In the records below, pick out all lines containing the word "menjaga".

------------------------------------------------

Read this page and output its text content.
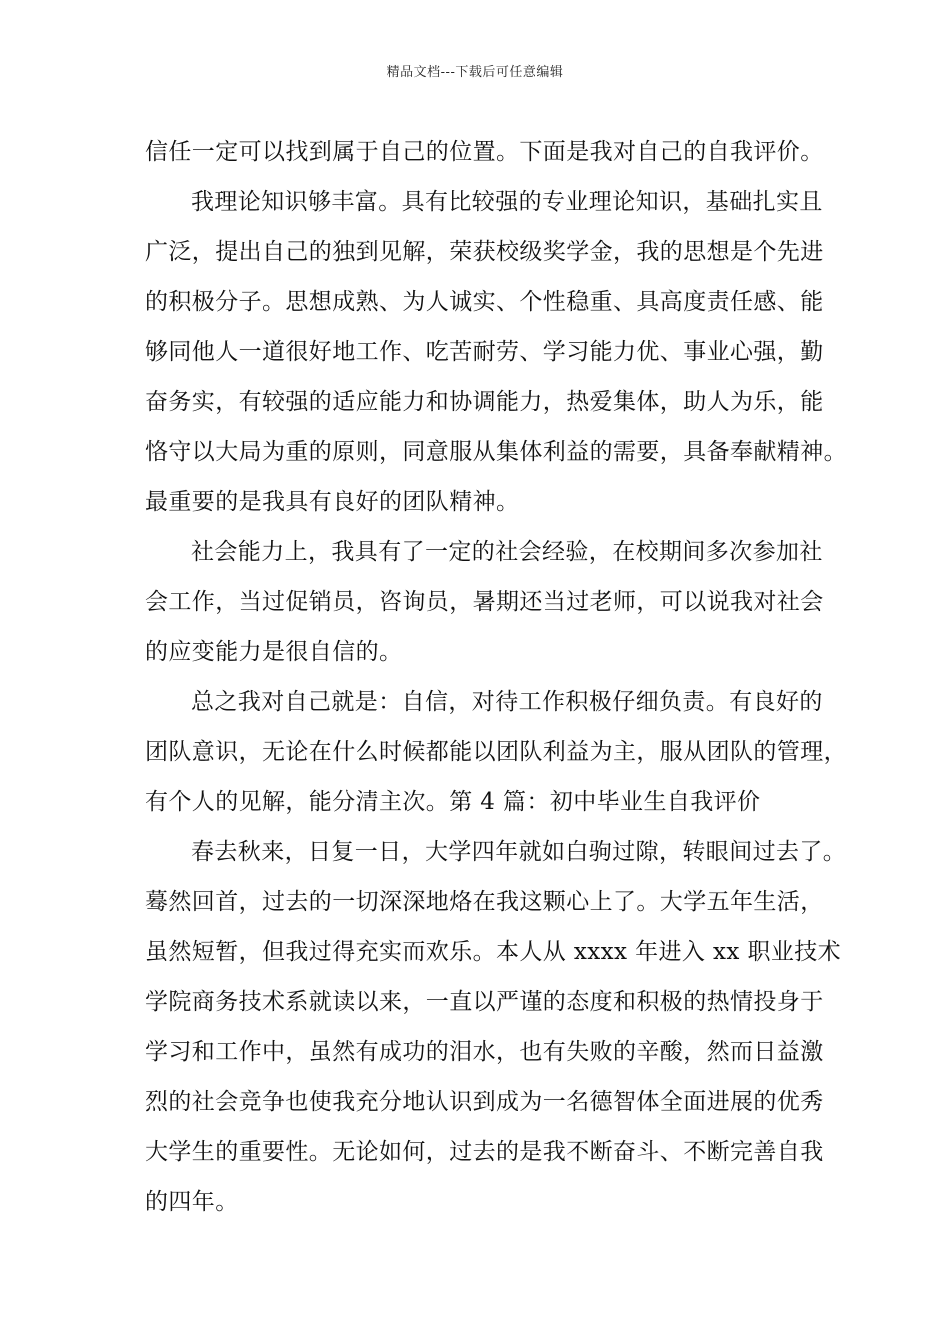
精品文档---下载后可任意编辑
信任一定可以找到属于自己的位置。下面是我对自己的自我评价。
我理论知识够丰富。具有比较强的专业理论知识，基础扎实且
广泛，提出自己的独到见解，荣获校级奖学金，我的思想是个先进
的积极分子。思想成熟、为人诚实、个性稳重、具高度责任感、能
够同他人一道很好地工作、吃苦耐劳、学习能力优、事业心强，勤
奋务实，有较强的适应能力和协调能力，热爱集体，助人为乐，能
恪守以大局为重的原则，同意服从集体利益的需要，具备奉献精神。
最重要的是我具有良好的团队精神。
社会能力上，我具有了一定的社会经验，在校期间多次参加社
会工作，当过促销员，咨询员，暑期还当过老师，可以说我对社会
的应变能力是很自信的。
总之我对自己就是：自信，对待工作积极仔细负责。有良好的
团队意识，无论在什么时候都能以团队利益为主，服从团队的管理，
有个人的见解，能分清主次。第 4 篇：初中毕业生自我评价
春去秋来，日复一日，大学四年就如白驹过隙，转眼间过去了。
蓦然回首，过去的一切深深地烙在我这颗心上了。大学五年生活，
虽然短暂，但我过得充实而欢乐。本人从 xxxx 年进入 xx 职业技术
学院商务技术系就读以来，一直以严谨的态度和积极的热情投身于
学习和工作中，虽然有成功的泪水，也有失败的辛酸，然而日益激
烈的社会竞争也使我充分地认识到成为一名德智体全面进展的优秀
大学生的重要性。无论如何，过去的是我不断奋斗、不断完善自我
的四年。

------------------------------------------------

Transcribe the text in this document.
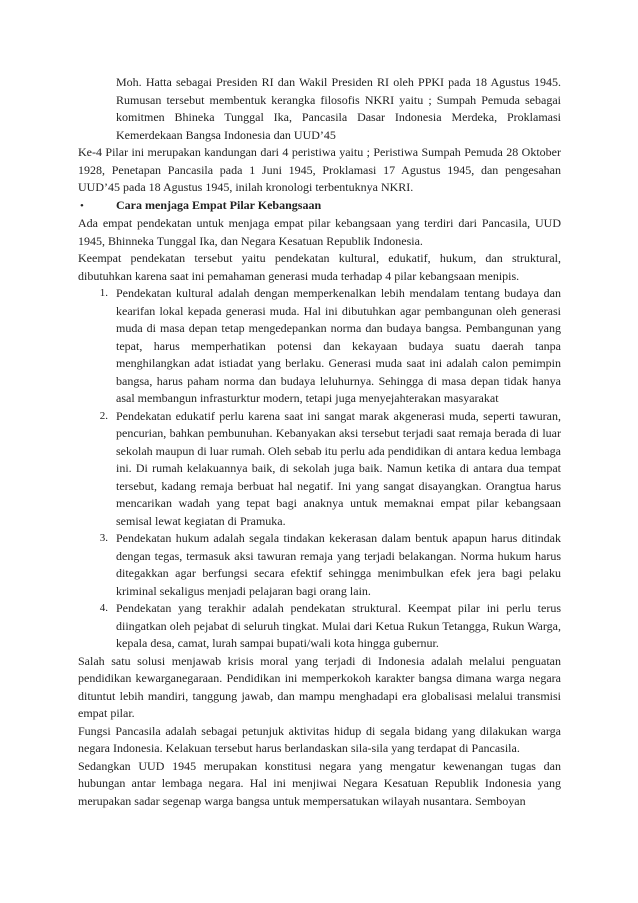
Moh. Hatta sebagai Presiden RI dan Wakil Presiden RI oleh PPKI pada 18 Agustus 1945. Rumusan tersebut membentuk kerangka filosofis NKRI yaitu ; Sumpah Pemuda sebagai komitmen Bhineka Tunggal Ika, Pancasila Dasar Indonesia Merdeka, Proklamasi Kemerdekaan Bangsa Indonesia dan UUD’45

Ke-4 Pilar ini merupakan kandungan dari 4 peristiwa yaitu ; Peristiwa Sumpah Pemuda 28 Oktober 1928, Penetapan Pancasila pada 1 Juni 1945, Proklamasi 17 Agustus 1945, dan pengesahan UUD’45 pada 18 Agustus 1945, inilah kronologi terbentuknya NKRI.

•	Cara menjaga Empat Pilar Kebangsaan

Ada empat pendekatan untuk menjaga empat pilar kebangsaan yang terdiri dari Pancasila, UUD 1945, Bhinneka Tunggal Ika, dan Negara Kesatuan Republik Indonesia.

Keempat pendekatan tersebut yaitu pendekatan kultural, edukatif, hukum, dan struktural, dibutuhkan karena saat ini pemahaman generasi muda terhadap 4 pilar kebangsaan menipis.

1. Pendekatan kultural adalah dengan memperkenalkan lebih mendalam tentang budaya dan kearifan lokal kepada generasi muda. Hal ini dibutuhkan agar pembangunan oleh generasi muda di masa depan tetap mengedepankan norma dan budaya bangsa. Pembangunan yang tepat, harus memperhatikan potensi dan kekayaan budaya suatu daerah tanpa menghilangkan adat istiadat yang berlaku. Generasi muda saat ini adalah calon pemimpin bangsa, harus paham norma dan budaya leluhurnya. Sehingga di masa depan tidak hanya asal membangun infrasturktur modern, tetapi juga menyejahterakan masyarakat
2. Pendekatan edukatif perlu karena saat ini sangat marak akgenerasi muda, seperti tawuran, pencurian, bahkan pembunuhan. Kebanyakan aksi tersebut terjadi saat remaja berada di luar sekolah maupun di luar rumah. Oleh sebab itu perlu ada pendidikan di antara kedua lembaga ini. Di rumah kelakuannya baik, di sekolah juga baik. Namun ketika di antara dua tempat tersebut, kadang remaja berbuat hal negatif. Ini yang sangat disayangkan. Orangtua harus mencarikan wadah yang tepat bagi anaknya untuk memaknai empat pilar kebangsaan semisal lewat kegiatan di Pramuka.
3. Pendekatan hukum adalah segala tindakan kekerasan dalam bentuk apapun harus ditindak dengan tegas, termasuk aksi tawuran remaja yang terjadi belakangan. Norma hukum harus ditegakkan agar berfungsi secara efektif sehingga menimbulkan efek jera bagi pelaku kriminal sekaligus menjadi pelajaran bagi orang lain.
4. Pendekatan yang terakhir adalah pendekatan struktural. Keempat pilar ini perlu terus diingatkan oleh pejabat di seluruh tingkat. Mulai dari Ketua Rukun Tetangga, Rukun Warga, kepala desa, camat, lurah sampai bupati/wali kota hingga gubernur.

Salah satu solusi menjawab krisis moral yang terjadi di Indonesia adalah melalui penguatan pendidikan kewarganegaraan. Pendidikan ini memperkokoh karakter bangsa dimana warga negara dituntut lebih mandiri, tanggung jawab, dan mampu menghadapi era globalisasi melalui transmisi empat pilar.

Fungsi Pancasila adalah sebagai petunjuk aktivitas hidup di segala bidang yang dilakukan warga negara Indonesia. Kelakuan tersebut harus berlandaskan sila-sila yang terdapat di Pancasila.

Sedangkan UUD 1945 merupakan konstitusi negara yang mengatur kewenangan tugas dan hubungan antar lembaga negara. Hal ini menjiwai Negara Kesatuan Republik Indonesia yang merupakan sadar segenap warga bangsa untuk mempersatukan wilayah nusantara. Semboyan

------------------------------------------------

SOLUTION TO THIS EXERCISE:
•	Cara menjaga Empat Pilar Kebangsaan
Ada empat pendekatan untuk menjaga empat pilar kebangsaan yang terdiri dari Pancasila, UUD 1945, Bhinneka Tunggal Ika, dan Negara Kesatuan Republik Indonesia.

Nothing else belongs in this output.